The request: Reproduce the data from its beginning through the line containing "svg-text:588.29: 588.29 bbox=[1124, 212, 1150, 222]", replacing every occurrence of "VILLA" with "RESIDENCE" and leaving all else unchanged.

Data lines:
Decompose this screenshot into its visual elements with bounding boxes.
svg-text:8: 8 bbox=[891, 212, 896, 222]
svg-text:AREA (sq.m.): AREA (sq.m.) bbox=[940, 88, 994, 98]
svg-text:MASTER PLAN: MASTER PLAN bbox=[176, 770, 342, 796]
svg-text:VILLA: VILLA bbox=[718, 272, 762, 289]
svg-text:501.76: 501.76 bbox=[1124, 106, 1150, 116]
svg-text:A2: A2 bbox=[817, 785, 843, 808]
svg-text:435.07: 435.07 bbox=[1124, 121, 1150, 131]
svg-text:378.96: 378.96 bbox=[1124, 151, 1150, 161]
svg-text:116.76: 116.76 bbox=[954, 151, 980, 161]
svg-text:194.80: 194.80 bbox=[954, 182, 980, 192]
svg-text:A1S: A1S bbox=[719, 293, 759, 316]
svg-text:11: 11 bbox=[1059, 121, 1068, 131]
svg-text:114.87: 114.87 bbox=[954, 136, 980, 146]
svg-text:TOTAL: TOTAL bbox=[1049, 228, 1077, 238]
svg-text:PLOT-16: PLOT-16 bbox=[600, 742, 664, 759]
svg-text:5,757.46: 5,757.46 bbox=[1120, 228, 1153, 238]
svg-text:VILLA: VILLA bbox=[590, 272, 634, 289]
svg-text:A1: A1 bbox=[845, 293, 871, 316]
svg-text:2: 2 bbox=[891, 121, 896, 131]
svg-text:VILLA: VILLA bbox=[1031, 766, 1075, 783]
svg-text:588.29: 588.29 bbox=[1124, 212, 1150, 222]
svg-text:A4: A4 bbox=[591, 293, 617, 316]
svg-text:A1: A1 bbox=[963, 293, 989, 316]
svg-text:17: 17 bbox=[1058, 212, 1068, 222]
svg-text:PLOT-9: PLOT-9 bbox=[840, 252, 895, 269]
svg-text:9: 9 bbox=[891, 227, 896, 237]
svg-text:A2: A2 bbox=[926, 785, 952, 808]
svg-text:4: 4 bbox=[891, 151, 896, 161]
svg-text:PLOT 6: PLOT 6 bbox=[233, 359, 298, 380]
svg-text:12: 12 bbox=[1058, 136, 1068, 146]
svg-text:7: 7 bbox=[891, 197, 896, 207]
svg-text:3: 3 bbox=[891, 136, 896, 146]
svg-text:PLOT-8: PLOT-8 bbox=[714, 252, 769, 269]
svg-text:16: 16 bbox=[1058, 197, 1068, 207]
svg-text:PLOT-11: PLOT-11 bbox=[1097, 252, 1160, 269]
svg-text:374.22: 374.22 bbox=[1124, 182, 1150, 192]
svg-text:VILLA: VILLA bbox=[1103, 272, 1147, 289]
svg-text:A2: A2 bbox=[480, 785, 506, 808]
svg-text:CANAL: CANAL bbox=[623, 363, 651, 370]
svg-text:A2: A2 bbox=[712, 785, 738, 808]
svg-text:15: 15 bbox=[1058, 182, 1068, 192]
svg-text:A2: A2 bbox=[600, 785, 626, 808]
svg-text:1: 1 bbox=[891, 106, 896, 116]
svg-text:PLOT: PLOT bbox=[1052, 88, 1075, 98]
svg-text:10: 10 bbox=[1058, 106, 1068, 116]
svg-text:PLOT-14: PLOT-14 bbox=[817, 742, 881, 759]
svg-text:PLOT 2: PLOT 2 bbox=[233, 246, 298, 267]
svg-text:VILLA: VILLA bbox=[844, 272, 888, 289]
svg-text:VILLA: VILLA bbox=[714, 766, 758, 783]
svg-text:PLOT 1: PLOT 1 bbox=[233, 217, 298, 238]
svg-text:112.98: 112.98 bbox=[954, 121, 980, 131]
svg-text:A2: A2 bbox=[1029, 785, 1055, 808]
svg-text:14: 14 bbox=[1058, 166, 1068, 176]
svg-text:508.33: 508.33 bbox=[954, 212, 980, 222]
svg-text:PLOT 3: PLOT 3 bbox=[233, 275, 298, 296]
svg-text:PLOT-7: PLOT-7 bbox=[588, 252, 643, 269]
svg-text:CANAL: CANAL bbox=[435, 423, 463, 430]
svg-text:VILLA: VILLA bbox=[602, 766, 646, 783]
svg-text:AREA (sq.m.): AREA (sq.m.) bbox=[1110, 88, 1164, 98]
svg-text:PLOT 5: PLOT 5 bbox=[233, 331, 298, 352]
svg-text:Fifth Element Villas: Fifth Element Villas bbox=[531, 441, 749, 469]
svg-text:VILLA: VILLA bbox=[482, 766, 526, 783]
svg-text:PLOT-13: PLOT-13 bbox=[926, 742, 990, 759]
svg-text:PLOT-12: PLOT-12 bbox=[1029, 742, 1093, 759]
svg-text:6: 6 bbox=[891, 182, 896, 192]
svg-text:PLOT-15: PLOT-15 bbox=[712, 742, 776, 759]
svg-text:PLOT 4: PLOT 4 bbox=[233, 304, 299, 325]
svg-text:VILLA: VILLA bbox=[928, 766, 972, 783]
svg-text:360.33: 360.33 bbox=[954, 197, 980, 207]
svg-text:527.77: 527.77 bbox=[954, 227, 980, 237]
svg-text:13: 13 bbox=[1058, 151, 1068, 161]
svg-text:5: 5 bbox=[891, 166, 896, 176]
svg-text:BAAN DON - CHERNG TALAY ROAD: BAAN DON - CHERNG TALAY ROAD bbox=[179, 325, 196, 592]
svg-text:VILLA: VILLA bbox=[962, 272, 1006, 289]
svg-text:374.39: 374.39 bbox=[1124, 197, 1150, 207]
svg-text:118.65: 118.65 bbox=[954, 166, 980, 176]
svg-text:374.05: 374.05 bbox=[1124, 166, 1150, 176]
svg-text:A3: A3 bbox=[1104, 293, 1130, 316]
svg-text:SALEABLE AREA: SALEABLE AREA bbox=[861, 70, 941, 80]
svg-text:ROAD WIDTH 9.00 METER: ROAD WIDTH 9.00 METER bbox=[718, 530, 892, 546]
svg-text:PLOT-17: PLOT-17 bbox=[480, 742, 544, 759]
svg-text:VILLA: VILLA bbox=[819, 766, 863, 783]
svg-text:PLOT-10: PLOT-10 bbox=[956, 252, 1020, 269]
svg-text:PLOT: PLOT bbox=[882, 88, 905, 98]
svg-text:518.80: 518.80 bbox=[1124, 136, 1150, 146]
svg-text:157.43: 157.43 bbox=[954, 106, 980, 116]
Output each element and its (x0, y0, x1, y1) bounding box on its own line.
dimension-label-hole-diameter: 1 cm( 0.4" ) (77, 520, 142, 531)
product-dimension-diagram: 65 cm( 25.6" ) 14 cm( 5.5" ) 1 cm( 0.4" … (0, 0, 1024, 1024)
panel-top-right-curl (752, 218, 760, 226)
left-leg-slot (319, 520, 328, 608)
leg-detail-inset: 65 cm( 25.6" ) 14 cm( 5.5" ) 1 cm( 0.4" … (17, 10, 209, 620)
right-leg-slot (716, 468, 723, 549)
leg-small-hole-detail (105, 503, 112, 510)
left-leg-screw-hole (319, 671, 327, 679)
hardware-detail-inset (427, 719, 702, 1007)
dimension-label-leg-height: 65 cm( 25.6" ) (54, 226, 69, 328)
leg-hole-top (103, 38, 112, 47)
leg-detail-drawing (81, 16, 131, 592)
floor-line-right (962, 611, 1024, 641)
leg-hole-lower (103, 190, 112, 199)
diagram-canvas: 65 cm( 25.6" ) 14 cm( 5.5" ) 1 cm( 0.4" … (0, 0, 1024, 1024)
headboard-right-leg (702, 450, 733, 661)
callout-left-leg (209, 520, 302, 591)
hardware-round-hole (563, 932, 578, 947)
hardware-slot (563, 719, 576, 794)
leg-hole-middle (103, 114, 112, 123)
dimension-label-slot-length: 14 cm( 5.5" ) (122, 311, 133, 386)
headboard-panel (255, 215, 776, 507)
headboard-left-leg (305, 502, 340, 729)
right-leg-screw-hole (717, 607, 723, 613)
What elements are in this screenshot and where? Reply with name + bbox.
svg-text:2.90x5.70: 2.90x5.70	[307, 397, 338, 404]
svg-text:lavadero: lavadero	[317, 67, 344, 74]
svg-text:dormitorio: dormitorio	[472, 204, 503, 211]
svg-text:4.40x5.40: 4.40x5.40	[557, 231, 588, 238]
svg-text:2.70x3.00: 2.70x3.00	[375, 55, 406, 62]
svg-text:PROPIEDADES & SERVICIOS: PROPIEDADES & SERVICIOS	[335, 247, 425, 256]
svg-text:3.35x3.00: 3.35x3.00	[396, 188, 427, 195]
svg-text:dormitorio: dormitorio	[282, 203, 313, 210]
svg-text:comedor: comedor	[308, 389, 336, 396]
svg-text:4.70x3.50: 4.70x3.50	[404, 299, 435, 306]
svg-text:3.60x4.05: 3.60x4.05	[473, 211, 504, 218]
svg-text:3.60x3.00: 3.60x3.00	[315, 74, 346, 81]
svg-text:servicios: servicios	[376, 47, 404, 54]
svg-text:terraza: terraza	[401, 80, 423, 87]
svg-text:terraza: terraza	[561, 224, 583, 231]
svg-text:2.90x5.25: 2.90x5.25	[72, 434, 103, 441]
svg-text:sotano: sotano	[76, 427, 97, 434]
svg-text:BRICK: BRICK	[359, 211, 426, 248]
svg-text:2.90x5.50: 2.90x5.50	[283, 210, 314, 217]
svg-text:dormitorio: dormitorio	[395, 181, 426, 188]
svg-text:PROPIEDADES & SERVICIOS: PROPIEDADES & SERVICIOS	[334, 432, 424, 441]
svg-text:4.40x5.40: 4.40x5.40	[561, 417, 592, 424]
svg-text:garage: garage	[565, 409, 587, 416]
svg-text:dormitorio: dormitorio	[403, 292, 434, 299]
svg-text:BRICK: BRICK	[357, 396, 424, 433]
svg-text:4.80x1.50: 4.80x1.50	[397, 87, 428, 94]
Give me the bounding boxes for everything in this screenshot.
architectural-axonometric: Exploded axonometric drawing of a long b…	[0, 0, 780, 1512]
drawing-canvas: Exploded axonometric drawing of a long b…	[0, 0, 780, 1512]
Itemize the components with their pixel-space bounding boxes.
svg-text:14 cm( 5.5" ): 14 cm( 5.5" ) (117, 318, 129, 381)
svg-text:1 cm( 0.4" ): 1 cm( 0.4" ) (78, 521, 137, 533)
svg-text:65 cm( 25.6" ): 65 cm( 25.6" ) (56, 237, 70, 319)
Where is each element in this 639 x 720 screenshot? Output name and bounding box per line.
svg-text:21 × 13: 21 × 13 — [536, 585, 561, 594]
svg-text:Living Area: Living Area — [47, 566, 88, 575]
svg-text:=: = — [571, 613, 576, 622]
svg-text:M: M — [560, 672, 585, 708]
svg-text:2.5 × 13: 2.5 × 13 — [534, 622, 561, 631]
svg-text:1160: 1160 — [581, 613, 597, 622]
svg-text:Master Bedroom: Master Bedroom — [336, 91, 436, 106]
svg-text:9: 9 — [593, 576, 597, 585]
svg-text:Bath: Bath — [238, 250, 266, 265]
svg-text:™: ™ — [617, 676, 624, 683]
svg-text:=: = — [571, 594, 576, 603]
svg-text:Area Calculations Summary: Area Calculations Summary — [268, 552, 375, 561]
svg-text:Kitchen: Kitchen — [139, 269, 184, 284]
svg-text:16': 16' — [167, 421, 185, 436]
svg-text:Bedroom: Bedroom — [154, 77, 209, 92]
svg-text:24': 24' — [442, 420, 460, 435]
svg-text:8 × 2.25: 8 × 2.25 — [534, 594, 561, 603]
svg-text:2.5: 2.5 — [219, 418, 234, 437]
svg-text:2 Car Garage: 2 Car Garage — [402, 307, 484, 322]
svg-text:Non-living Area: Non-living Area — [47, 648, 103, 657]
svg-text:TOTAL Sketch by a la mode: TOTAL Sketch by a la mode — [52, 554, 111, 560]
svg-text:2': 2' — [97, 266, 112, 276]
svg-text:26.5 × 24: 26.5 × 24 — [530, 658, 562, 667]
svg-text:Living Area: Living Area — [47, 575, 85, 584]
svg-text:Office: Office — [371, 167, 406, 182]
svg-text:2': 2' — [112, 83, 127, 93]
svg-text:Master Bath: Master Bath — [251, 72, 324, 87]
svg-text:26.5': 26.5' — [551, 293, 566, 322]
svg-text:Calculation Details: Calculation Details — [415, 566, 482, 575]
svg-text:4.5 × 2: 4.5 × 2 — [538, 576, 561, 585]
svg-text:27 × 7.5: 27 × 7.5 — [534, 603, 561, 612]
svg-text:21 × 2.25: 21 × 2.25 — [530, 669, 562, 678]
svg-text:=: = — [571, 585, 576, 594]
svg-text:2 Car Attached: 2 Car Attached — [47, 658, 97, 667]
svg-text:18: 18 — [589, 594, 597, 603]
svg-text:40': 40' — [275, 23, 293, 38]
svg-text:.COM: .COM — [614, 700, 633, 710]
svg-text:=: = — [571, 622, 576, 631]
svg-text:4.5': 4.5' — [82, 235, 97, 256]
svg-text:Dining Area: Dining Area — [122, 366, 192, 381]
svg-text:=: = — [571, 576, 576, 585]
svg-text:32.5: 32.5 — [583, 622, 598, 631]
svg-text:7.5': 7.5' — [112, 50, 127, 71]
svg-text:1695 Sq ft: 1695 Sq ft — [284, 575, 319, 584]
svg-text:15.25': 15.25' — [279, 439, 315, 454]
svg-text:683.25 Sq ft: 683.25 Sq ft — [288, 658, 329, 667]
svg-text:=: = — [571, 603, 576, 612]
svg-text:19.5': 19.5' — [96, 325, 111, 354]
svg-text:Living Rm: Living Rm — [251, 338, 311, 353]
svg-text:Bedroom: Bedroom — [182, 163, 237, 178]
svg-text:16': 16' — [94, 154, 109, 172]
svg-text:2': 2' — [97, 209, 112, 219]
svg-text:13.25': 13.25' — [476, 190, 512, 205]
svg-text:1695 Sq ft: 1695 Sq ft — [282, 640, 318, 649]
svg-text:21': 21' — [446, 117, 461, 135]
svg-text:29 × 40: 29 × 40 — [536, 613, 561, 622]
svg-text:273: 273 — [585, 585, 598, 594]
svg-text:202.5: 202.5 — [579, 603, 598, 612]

Solution to this exercise:
Decompose this screenshot into its visual elements with bounding boxes.
svg-text:8: 8 bbox=[891, 212, 896, 222]
svg-text:AREA (sq.m.): AREA (sq.m.) bbox=[940, 88, 994, 98]
svg-text:MASTER PLAN: MASTER PLAN bbox=[176, 770, 342, 796]
svg-text:RESIDENCE: RESIDENCE bbox=[718, 272, 762, 289]
svg-text:501.76: 501.76 bbox=[1124, 106, 1150, 116]
svg-text:A2: A2 bbox=[817, 785, 843, 808]
svg-text:435.07: 435.07 bbox=[1124, 121, 1150, 131]
svg-text:378.96: 378.96 bbox=[1124, 151, 1150, 161]
svg-text:116.76: 116.76 bbox=[954, 151, 980, 161]
svg-text:194.80: 194.80 bbox=[954, 182, 980, 192]
svg-text:A1S: A1S bbox=[719, 293, 759, 316]
svg-text:11: 11 bbox=[1059, 121, 1068, 131]
svg-text:114.87: 114.87 bbox=[954, 136, 980, 146]
svg-text:TOTAL: TOTAL bbox=[1049, 228, 1077, 238]
svg-text:PLOT-16: PLOT-16 bbox=[600, 742, 664, 759]
svg-text:5,757.46: 5,757.46 bbox=[1120, 228, 1153, 238]
svg-text:RESIDENCE: RESIDENCE bbox=[590, 272, 634, 289]
svg-text:A1: A1 bbox=[845, 293, 871, 316]
svg-text:2: 2 bbox=[891, 121, 896, 131]
svg-text:RESIDENCE: RESIDENCE bbox=[1031, 766, 1075, 783]
svg-text:588.29: 588.29 bbox=[1124, 212, 1150, 222]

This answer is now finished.